#### Prompt:
Among the records that follow, count the lines with the string "structured"; report only that count.

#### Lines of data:
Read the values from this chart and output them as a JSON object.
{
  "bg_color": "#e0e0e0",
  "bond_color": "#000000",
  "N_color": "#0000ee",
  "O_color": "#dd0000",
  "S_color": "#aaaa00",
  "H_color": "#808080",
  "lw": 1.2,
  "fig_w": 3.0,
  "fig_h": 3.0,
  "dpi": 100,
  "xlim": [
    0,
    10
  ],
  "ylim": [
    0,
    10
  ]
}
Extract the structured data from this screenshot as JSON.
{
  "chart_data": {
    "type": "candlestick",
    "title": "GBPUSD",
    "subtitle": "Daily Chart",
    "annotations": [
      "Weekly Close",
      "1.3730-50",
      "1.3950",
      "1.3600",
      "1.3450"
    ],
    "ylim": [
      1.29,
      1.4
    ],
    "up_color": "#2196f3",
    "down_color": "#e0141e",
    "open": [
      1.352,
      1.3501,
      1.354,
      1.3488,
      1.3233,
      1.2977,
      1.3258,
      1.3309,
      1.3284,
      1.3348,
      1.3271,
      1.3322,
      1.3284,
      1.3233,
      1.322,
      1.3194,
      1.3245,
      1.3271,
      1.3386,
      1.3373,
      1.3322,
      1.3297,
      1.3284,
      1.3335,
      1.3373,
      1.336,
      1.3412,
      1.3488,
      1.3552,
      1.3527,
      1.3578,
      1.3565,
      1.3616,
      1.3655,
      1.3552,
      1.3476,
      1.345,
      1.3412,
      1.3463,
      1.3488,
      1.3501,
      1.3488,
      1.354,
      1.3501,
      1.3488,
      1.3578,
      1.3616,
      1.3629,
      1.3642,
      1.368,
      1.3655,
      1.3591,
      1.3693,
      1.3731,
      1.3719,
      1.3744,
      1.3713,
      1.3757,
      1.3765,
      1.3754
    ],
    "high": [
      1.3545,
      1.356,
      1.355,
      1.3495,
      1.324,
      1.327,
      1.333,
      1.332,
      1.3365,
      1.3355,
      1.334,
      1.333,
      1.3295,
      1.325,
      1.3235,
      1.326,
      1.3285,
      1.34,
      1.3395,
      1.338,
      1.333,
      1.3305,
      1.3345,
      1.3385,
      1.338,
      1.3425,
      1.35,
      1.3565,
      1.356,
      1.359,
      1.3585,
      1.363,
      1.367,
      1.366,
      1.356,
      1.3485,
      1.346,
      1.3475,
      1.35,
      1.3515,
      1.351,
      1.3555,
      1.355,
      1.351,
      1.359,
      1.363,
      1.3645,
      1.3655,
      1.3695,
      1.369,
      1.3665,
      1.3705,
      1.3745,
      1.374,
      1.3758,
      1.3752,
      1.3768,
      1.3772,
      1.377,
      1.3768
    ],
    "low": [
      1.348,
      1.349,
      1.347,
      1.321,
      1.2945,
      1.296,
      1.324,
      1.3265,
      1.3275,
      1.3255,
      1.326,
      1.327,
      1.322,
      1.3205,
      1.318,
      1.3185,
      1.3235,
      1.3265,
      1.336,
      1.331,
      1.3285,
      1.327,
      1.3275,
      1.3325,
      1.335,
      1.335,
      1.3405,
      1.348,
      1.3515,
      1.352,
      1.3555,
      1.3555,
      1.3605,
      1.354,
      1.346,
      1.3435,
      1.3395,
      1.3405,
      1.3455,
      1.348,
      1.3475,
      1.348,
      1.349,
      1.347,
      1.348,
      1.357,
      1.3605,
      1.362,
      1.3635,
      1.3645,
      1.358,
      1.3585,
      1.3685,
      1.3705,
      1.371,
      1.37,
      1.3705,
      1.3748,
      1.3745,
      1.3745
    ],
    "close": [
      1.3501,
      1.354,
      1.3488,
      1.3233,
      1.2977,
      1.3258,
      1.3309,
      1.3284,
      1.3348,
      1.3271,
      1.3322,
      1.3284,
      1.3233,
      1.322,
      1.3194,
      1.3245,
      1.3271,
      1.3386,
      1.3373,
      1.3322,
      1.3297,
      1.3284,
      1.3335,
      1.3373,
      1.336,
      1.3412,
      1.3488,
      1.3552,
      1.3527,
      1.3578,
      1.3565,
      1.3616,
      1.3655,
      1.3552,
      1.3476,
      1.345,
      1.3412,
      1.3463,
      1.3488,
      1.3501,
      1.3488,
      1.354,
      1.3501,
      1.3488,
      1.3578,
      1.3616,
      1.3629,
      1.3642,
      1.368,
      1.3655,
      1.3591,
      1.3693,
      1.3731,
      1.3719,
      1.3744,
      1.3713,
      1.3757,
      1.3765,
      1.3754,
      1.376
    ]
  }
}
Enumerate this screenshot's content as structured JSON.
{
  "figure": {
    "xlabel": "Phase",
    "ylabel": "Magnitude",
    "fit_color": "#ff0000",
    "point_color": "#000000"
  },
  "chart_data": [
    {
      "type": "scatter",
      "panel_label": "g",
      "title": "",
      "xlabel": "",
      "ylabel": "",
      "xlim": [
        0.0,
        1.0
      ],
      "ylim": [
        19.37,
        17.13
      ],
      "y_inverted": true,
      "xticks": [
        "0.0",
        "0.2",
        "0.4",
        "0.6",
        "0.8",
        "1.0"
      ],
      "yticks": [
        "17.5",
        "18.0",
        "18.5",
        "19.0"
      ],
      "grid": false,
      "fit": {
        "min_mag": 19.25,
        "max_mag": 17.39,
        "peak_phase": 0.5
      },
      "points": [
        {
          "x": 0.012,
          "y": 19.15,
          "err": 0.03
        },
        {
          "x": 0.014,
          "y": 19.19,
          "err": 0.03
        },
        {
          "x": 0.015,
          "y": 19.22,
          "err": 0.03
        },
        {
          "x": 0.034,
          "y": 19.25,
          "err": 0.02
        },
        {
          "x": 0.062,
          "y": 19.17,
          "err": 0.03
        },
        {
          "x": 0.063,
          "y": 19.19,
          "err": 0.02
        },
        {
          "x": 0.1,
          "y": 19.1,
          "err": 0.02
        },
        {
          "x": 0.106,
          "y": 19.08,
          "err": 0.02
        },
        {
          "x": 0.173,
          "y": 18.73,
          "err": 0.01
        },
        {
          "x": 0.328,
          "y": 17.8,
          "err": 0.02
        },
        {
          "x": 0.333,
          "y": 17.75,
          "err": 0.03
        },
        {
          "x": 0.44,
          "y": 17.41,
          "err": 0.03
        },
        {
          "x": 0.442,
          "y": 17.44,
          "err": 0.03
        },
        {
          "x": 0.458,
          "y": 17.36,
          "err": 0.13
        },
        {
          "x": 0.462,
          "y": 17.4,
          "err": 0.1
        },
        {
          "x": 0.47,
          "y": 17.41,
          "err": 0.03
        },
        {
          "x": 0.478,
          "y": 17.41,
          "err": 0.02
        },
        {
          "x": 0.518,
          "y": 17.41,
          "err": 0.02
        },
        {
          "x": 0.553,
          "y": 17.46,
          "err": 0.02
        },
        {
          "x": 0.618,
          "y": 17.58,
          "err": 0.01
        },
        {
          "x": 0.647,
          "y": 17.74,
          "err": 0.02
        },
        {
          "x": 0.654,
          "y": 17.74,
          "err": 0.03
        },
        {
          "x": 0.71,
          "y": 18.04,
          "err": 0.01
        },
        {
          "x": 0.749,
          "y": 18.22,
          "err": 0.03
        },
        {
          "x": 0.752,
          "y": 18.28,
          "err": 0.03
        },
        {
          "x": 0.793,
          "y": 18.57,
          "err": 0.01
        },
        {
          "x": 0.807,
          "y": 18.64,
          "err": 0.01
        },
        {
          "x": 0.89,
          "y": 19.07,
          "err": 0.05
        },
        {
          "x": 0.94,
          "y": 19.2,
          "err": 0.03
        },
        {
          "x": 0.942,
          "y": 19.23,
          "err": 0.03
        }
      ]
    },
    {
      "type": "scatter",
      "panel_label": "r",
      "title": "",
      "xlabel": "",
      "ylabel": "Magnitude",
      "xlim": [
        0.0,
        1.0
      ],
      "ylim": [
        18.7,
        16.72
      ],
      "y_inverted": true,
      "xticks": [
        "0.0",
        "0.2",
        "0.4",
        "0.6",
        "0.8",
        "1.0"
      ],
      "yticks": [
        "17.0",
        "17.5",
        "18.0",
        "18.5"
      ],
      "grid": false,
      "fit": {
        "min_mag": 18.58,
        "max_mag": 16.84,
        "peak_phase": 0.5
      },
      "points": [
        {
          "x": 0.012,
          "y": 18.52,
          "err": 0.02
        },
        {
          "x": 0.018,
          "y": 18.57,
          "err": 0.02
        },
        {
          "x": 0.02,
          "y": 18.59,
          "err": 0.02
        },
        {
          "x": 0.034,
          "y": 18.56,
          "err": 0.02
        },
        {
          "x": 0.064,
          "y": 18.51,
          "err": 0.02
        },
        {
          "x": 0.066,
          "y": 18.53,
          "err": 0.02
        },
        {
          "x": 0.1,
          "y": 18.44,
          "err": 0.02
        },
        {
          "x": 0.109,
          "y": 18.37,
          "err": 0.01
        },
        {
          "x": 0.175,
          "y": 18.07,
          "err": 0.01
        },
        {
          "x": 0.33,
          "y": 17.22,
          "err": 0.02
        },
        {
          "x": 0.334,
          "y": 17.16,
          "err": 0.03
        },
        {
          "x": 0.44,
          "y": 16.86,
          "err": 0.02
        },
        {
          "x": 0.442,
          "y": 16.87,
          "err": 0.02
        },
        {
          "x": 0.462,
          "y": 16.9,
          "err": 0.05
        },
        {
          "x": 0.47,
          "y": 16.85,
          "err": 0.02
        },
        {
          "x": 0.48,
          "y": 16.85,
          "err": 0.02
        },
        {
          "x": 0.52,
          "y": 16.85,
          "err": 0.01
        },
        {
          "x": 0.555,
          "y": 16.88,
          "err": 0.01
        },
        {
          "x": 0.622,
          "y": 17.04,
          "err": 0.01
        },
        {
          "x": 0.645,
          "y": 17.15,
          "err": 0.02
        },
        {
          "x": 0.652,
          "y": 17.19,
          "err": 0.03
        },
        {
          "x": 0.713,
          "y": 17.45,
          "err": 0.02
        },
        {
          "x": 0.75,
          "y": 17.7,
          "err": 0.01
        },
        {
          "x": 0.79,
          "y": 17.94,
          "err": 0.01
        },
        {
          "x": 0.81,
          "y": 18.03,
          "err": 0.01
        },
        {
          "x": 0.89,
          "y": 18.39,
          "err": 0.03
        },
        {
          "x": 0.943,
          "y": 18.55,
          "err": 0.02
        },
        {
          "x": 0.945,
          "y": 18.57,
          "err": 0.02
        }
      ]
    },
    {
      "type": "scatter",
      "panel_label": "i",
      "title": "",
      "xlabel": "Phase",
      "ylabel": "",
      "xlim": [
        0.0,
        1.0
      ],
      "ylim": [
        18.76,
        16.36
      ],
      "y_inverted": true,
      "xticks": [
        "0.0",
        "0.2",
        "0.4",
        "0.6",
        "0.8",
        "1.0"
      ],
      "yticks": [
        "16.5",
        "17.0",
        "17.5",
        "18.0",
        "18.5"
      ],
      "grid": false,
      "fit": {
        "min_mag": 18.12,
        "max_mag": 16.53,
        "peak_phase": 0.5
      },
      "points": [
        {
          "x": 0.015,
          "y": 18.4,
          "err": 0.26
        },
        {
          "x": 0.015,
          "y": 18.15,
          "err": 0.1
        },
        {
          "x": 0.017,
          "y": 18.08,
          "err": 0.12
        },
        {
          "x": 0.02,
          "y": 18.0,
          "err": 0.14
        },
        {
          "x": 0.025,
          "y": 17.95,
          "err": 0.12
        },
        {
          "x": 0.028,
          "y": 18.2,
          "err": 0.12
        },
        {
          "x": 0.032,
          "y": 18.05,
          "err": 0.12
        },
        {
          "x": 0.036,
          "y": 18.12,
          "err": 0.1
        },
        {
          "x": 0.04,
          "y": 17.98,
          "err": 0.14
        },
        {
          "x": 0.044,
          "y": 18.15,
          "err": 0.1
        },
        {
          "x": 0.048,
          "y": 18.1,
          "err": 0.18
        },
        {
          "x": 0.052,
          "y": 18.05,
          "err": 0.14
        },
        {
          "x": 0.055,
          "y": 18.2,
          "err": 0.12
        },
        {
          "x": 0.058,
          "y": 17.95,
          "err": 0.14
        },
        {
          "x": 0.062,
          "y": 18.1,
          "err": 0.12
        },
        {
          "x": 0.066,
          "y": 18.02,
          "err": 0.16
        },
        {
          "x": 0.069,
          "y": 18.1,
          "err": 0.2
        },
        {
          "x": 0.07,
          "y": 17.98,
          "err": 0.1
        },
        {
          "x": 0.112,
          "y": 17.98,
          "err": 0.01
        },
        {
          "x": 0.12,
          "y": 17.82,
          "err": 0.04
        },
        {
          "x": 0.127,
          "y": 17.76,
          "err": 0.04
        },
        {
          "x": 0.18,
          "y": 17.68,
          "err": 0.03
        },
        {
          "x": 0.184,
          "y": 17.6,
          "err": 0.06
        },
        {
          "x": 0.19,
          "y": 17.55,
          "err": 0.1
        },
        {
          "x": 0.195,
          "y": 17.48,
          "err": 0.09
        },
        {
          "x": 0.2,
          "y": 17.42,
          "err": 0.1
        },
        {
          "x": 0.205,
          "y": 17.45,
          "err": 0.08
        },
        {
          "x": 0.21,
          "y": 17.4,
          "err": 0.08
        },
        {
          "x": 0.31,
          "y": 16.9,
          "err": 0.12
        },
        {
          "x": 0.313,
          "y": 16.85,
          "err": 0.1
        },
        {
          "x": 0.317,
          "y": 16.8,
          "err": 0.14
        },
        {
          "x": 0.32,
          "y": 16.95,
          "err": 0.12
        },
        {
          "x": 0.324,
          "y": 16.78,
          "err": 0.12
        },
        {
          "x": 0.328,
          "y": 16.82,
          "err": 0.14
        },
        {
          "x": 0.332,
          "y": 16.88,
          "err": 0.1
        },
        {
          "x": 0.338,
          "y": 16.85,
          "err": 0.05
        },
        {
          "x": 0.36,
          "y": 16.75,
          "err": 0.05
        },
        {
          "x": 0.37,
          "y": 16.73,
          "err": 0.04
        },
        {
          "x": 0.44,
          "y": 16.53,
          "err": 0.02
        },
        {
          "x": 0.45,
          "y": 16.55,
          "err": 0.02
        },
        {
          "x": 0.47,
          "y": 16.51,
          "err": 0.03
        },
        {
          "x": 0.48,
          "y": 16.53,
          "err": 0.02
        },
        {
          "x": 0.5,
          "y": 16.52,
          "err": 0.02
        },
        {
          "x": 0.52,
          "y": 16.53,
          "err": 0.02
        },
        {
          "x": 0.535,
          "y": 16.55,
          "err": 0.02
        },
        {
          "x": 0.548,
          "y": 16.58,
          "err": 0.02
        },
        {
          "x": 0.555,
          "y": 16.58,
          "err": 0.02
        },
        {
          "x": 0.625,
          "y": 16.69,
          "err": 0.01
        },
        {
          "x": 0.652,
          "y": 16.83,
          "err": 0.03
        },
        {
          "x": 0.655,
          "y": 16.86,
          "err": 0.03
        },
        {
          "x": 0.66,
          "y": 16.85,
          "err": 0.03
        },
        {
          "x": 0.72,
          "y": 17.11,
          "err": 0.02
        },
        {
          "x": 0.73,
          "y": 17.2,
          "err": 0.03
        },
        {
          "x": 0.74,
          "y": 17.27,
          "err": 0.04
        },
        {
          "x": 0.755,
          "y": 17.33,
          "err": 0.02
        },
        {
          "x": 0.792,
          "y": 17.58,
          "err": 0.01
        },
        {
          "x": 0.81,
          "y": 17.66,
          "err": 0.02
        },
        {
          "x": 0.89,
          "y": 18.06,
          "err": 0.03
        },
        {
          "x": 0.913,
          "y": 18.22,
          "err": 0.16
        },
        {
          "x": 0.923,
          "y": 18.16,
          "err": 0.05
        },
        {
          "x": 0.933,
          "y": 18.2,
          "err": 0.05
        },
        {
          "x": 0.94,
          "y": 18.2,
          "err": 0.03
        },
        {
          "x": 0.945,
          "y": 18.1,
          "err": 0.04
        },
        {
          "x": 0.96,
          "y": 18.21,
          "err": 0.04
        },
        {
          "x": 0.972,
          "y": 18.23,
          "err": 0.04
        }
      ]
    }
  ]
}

#### Written response:
2